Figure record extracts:
--------------------------------------------------

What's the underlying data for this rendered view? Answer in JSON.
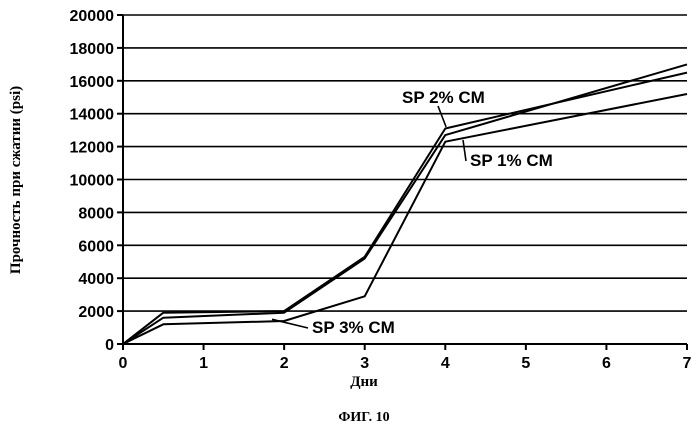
{
  "chart_data": {
    "type": "line",
    "title": "",
    "xlabel": "Дни",
    "ylabel": "Прочность при сжатии (psi)",
    "caption": "ФИГ. 10",
    "xlim": [
      0,
      7
    ],
    "ylim": [
      0,
      20000
    ],
    "x_ticks": [
      0,
      1,
      2,
      3,
      4,
      5,
      6,
      7
    ],
    "y_ticks": [
      0,
      2000,
      4000,
      6000,
      8000,
      10000,
      12000,
      14000,
      16000,
      18000,
      20000
    ],
    "grid": "horizontal",
    "series": [
      {
        "name": "SP 2% CM",
        "x": [
          0,
          0.5,
          2,
          3,
          4,
          7
        ],
        "y": [
          0,
          1900,
          2000,
          5300,
          13100,
          16500
        ]
      },
      {
        "name": "SP 1% CM",
        "x": [
          0,
          0.5,
          2,
          3,
          4,
          7
        ],
        "y": [
          0,
          1600,
          1900,
          5200,
          12700,
          17000
        ]
      },
      {
        "name": "SP 3% CM",
        "x": [
          0,
          0.5,
          2,
          3,
          4,
          7
        ],
        "y": [
          0,
          1200,
          1400,
          2900,
          12300,
          15200
        ]
      }
    ]
  }
}
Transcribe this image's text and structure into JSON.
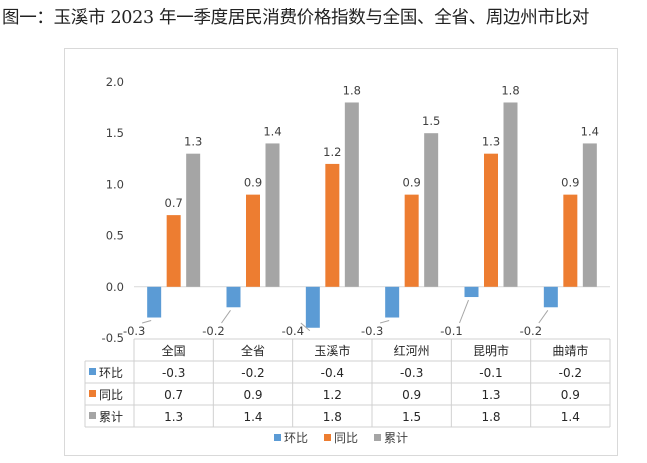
{
  "figure": {
    "title": "图一：玉溪市 2023 年一季度居民消费价格指数与全国、全省、周边州市比对"
  },
  "colors": {
    "环比": "#5b9bd5",
    "同比": "#ed7d31",
    "累计": "#a5a5a5"
  },
  "chart_data": {
    "type": "bar",
    "categories": [
      "全国",
      "全省",
      "玉溪市",
      "红河州",
      "昆明市",
      "曲靖市"
    ],
    "series": [
      {
        "name": "环比",
        "values": [
          -0.3,
          -0.2,
          -0.4,
          -0.3,
          -0.1,
          -0.2
        ]
      },
      {
        "name": "同比",
        "values": [
          0.7,
          0.9,
          1.2,
          0.9,
          1.3,
          0.9
        ]
      },
      {
        "name": "累计",
        "values": [
          1.3,
          1.4,
          1.8,
          1.5,
          1.8,
          1.4
        ]
      }
    ],
    "ylim": [
      -0.5,
      2.0
    ],
    "yticks": [
      "2.0",
      "1.5",
      "1.0",
      "0.5",
      "0.0",
      "-0.5"
    ],
    "ytick_values": [
      2.0,
      1.5,
      1.0,
      0.5,
      0.0,
      -0.5
    ],
    "value_labels": {
      "环比": [
        "-0.3",
        "-0.2",
        "-0.4",
        "-0.3",
        "-0.1",
        "-0.2"
      ],
      "同比": [
        "0.7",
        "0.9",
        "1.2",
        "0.9",
        "1.3",
        "0.9"
      ],
      "累计": [
        "1.3",
        "1.4",
        "1.8",
        "1.5",
        "1.8",
        "1.4"
      ]
    },
    "grid": false,
    "data_table": true,
    "legend": "bottom"
  }
}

--------------------------------------------------

**Your task**
Make an exact copy of the records shown above, without the pictures.

**Response to this task**
What's the underlying data for this rendered view? Answer in JSON.
{
  "chart_data": {
    "type": "line",
    "title": "",
    "xlabel": "Дни",
    "ylabel": "Прочность при сжатии (psi)",
    "caption": "ФИГ. 10",
    "xlim": [
      0,
      7
    ],
    "ylim": [
      0,
      20000
    ],
    "x_ticks": [
      0,
      1,
      2,
      3,
      4,
      5,
      6,
      7
    ],
    "y_ticks": [
      0,
      2000,
      4000,
      6000,
      8000,
      10000,
      12000,
      14000,
      16000,
      18000,
      20000
    ],
    "grid": "horizontal",
    "series": [
      {
        "name": "SP 2% CM",
        "x": [
          0,
          0.5,
          2,
          3,
          4,
          7
        ],
        "y": [
          0,
          1900,
          2000,
          5300,
          13100,
          16500
        ]
      },
      {
        "name": "SP 1% CM",
        "x": [
          0,
          0.5,
          2,
          3,
          4,
          7
        ],
        "y": [
          0,
          1600,
          1900,
          5200,
          12700,
          17000
        ]
      },
      {
        "name": "SP 3% CM",
        "x": [
          0,
          0.5,
          2,
          3,
          4,
          7
        ],
        "y": [
          0,
          1200,
          1400,
          2900,
          12300,
          15200
        ]
      }
    ]
  }
}
Transcribe this image's text and structure into JSON.
{
  "figure": {
    "title": "图一：玉溪市 2023 年一季度居民消费价格指数与全国、全省、周边州市比对"
  },
  "colors": {
    "环比": "#5b9bd5",
    "同比": "#ed7d31",
    "累计": "#a5a5a5"
  },
  "chart_data": {
    "type": "bar",
    "categories": [
      "全国",
      "全省",
      "玉溪市",
      "红河州",
      "昆明市",
      "曲靖市"
    ],
    "series": [
      {
        "name": "环比",
        "values": [
          -0.3,
          -0.2,
          -0.4,
          -0.3,
          -0.1,
          -0.2
        ]
      },
      {
        "name": "同比",
        "values": [
          0.7,
          0.9,
          1.2,
          0.9,
          1.3,
          0.9
        ]
      },
      {
        "name": "累计",
        "values": [
          1.3,
          1.4,
          1.8,
          1.5,
          1.8,
          1.4
        ]
      }
    ],
    "ylim": [
      -0.5,
      2.0
    ],
    "yticks": [
      "2.0",
      "1.5",
      "1.0",
      "0.5",
      "0.0",
      "-0.5"
    ],
    "ytick_values": [
      2.0,
      1.5,
      1.0,
      0.5,
      0.0,
      -0.5
    ],
    "value_labels": {
      "环比": [
        "-0.3",
        "-0.2",
        "-0.4",
        "-0.3",
        "-0.1",
        "-0.2"
      ],
      "同比": [
        "0.7",
        "0.9",
        "1.2",
        "0.9",
        "1.3",
        "0.9"
      ],
      "累计": [
        "1.3",
        "1.4",
        "1.8",
        "1.5",
        "1.8",
        "1.4"
      ]
    },
    "grid": false,
    "data_table": true,
    "legend": "bottom"
  }
}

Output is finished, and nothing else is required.